INFORMATION SUPPLIED:
^^^^
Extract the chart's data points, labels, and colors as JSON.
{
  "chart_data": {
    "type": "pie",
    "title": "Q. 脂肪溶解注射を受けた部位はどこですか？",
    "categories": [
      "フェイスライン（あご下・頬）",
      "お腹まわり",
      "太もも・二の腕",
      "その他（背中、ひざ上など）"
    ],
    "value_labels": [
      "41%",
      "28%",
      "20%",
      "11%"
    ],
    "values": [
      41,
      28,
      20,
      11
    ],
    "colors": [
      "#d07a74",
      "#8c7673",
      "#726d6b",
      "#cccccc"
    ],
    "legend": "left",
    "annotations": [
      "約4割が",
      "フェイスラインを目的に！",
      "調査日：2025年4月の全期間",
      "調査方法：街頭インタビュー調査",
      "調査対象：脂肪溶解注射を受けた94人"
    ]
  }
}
^^^^
Retype the entries exactly, including every line.

Extract the chart's data points, labels, and colors as JSON.
{
  "chart_data": {
    "type": "pie",
    "title": "Q. 脂肪溶解注射を受けた部位はどこですか？",
    "categories": [
      "フェイスライン（あご下・頬）",
      "お腹まわり",
      "太もも・二の腕",
      "その他（背中、ひざ上など）"
    ],
    "value_labels": [
      "41%",
      "28%",
      "20%",
      "11%"
    ],
    "values": [
      41,
      28,
      20,
      11
    ],
    "colors": [
      "#d07a74",
      "#8c7673",
      "#726d6b",
      "#cccccc"
    ],
    "legend": "left",
    "annotations": [
      "約4割が",
      "フェイスラインを目的に！",
      "調査日：2025年4月の全期間",
      "調査方法：街頭インタビュー調査",
      "調査対象：脂肪溶解注射を受けた94人"
    ]
  }
}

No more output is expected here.